- **Exercise objective**: From the data below, output the lines as a Markdown table with two columns, "Row" for a row number and "Line" for the line itself, and leave out any blank lines. Begin at the line that contains "- cell-start[interactable]: 01.01.1800: [101, 224, 176, 244]" and stop after the line that contains "204, 415, 224]".

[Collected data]
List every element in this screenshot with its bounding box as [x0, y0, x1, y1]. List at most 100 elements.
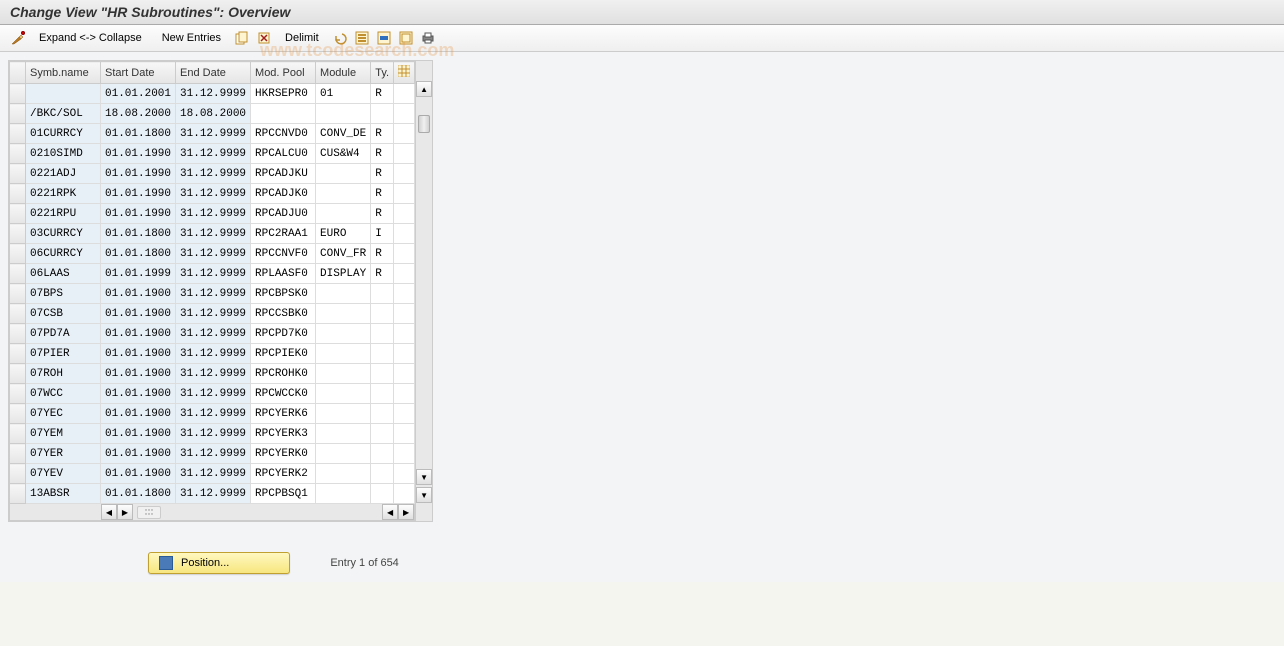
- cell-start[interactable]: 01.01.1800: [101, 224, 176, 244]
- expand-collapse-button[interactable]: Expand <-> Collapse: [32, 29, 149, 47]
- cell-start[interactable]: 01.01.1800: [101, 484, 176, 504]
- scroll-thumb[interactable]: [418, 115, 430, 133]
- cell-start[interactable]: 01.01.1990: [101, 144, 176, 164]
- cell-ty[interactable]: R: [371, 244, 394, 264]
- cell-symb[interactable]: 07YER: [26, 444, 101, 464]
- cell-modpool[interactable]: RPCBPSK0: [251, 284, 316, 304]
- col-header-symb[interactable]: Symb.name: [26, 62, 101, 84]
- cell-end[interactable]: 31.12.9999: [176, 264, 251, 284]
- row-selector[interactable]: [10, 284, 26, 304]
- cell-end[interactable]: 31.12.9999: [176, 204, 251, 224]
- cell-ty[interactable]: [371, 344, 394, 364]
- cell-modpool[interactable]: RPCYERK0: [251, 444, 316, 464]
- cell-start[interactable]: 01.01.2001: [101, 84, 176, 104]
- scroll-right-button[interactable]: ▶: [117, 504, 133, 520]
- cell-symb[interactable]: 0210SIMD: [26, 144, 101, 164]
- cell-end[interactable]: 18.08.2000: [176, 104, 251, 124]
- table-row[interactable]: 01CURRCY01.01.180031.12.9999RPCCNVD0CONV…: [10, 124, 415, 144]
- cell-symb[interactable]: 07CSB: [26, 304, 101, 324]
- cell-end[interactable]: 31.12.9999: [176, 184, 251, 204]
- cell-module[interactable]: [316, 424, 371, 444]
- col-header-start[interactable]: Start Date: [101, 62, 176, 84]
- cell-symb[interactable]: [26, 84, 101, 104]
- cell-ty[interactable]: R: [371, 84, 394, 104]
- table-row[interactable]: 06LAAS01.01.199931.12.9999RPLAASF0DISPLA…: [10, 264, 415, 284]
- table-row[interactable]: 07YEC01.01.190031.12.9999RPCYERK6: [10, 404, 415, 424]
- table-row[interactable]: 0221RPU01.01.199031.12.9999RPCADJU0R: [10, 204, 415, 224]
- cell-ty[interactable]: R: [371, 164, 394, 184]
- cell-ty[interactable]: [371, 464, 394, 484]
- cell-start[interactable]: 01.01.1900: [101, 324, 176, 344]
- row-selector[interactable]: [10, 184, 26, 204]
- row-selector[interactable]: [10, 344, 26, 364]
- table-row[interactable]: 07ROH01.01.190031.12.9999RPCROHK0: [10, 364, 415, 384]
- cell-end[interactable]: 31.12.9999: [176, 224, 251, 244]
- cell-start[interactable]: 01.01.1900: [101, 464, 176, 484]
- cell-ty[interactable]: [371, 484, 394, 504]
- scroll-down-button-2[interactable]: ▼: [416, 487, 432, 503]
- row-selector[interactable]: [10, 224, 26, 244]
- row-selector[interactable]: [10, 244, 26, 264]
- col-header-ty[interactable]: Ty.: [371, 62, 394, 84]
- cell-symb[interactable]: 07PIER: [26, 344, 101, 364]
- cell-module[interactable]: [316, 444, 371, 464]
- cell-module[interactable]: [316, 324, 371, 344]
- row-selector[interactable]: [10, 444, 26, 464]
- cell-module[interactable]: [316, 204, 371, 224]
- cell-ty[interactable]: [371, 364, 394, 384]
- cell-symb[interactable]: 07ROH: [26, 364, 101, 384]
- cell-end[interactable]: 31.12.9999: [176, 364, 251, 384]
- row-selector[interactable]: [10, 404, 26, 424]
- table-row[interactable]: 06CURRCY01.01.180031.12.9999RPCCNVF0CONV…: [10, 244, 415, 264]
- cell-module[interactable]: [316, 464, 371, 484]
- cell-start[interactable]: 01.01.1900: [101, 384, 176, 404]
- cell-module[interactable]: CONV_FR: [316, 244, 371, 264]
- cell-ty[interactable]: [371, 384, 394, 404]
- cell-symb[interactable]: 06CURRCY: [26, 244, 101, 264]
- cell-start[interactable]: 01.01.1900: [101, 404, 176, 424]
- row-selector[interactable]: [10, 264, 26, 284]
- table-row[interactable]: 03CURRCY01.01.180031.12.9999RPC2RAA1EURO…: [10, 224, 415, 244]
- cell-start[interactable]: 01.01.1800: [101, 124, 176, 144]
- cell-start[interactable]: 01.01.1900: [101, 424, 176, 444]
- cell-module[interactable]: [316, 364, 371, 384]
- cell-module[interactable]: [316, 404, 371, 424]
- cell-module[interactable]: [316, 164, 371, 184]
- cell-module[interactable]: 01: [316, 84, 371, 104]
- cell-end[interactable]: 31.12.9999: [176, 444, 251, 464]
- cell-modpool[interactable]: RPCADJK0: [251, 184, 316, 204]
- cell-module[interactable]: CONV_DE: [316, 124, 371, 144]
- table-row[interactable]: 07PIER01.01.190031.12.9999RPCPIEK0: [10, 344, 415, 364]
- cell-module[interactable]: [316, 284, 371, 304]
- table-row[interactable]: 07PD7A01.01.190031.12.9999RPCPD7K0: [10, 324, 415, 344]
- cell-end[interactable]: 31.12.9999: [176, 404, 251, 424]
- cell-ty[interactable]: I: [371, 224, 394, 244]
- table-row[interactable]: 0221ADJ01.01.199031.12.9999RPCADJKUR: [10, 164, 415, 184]
- cell-symb[interactable]: 03CURRCY: [26, 224, 101, 244]
- cell-end[interactable]: 31.12.9999: [176, 144, 251, 164]
- cell-modpool[interactable]: RPCYERK2: [251, 464, 316, 484]
- cell-ty[interactable]: R: [371, 264, 394, 284]
- cell-modpool[interactable]: RPCADJU0: [251, 204, 316, 224]
- cell-ty[interactable]: R: [371, 204, 394, 224]
- cell-modpool[interactable]: RPCALCU0: [251, 144, 316, 164]
- delete-icon[interactable]: [256, 30, 272, 46]
- cell-start[interactable]: 01.01.1900: [101, 444, 176, 464]
- cell-ty[interactable]: [371, 284, 394, 304]
- cell-symb[interactable]: 07WCC: [26, 384, 101, 404]
- scroll-up-button[interactable]: ▲: [416, 81, 432, 97]
- scroll-right-end-button[interactable]: ▶: [398, 504, 414, 520]
- row-selector[interactable]: [10, 324, 26, 344]
- cell-modpool[interactable]: RPCPBSQ1: [251, 484, 316, 504]
- cell-start[interactable]: 01.01.1900: [101, 304, 176, 324]
- cell-symb[interactable]: 06LAAS: [26, 264, 101, 284]
- row-selector[interactable]: [10, 84, 26, 104]
- new-entries-button[interactable]: New Entries: [155, 29, 228, 47]
- cell-end[interactable]: 31.12.9999: [176, 84, 251, 104]
- select-block-icon[interactable]: [376, 30, 392, 46]
- cell-start[interactable]: 01.01.1800: [101, 244, 176, 264]
- cell-modpool[interactable]: RPCYERK3: [251, 424, 316, 444]
- cell-end[interactable]: 31.12.9999: [176, 324, 251, 344]
- row-selector[interactable]: [10, 164, 26, 184]
- cell-ty[interactable]: R: [371, 124, 394, 144]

- **Answer**:
| Row | Line |
|---|---|
| 1 | - cell-start[interactable]: 01.01.1800: [101, 224, 176, 244] |
| 2 | - expand-collapse-button[interactable]: Expand <-> Collapse: [32, 29, 149, 47] |
| 3 | - cell-start[interactable]: 01.01.1800: [101, 484, 176, 504] |
| 4 | - scroll-thumb[interactable]: [418, 115, 430, 133] |
| 5 | - cell-start[interactable]: 01.01.1990: [101, 144, 176, 164] |
| 6 | - cell-ty[interactable]: R: [371, 244, 394, 264] |
| 7 | - cell-symb[interactable]: 07YER: [26, 444, 101, 464] |
| 8 | - cell-modpool[interactable]: RPCBPSK0: [251, 284, 316, 304] |
| 9 | - col-header-symb[interactable]: Symb.name: [26, 62, 101, 84] |
| 10 | - cell-end[interactable]: 31.12.9999: [176, 264, 251, 284] |
| 11 | - row-selector[interactable]: [10, 284, 26, 304] |
| 12 | - cell-end[interactable]: 31.12.9999: [176, 204, 251, 224] |
| 13 | - cell-ty[interactable]: [371, 344, 394, 364] |
| 14 | - cell-modpool[interactable]: RPCYERK0: [251, 444, 316, 464] |
| 15 | - cell-start[interactable]: 01.01.2001: [101, 84, 176, 104] |
| 16 | - scroll-right-button[interactable]: ▶: [117, 504, 133, 520] |
| 17 | - cell-symb[interactable]: 0210SIMD: [26, 144, 101, 164] |
| 18 | - cell-end[interactable]: 18.08.2000: [176, 104, 251, 124] |
| 19 | - table-row[interactable]: 01CURRCY01.01.180031.12.9999RPCCNVD0CONV…: [10, 124, 415, 144] |
| 20 | - cell-symb[interactable]: 07CSB: [26, 304, 101, 324] |
| 21 | - cell-end[interactable]: 31.12.9999: [176, 184, 251, 204] |
| 22 | - cell-module[interactable]: [316, 424, 371, 444] |
| 23 | - col-header-start[interactable]: Start Date: [101, 62, 176, 84] |
| 24 | - cell-symb[interactable]: [26, 84, 101, 104] |
| 25 | - cell-ty[interactable]: R: [371, 84, 394, 104] |
| 26 | - table-row[interactable]: 06LAAS01.01.199931.12.9999RPLAASF0DISPLA…: [10, 264, 415, 284] |
| 27 | - table-row[interactable]: 07YEC01.01.190031.12.9999RPCYERK6: [10, 404, 415, 424] |
| 28 | - table-row[interactable]: 0221RPU01.01.199031.12.9999RPCADJU0R: [10, 204, 415, 224] |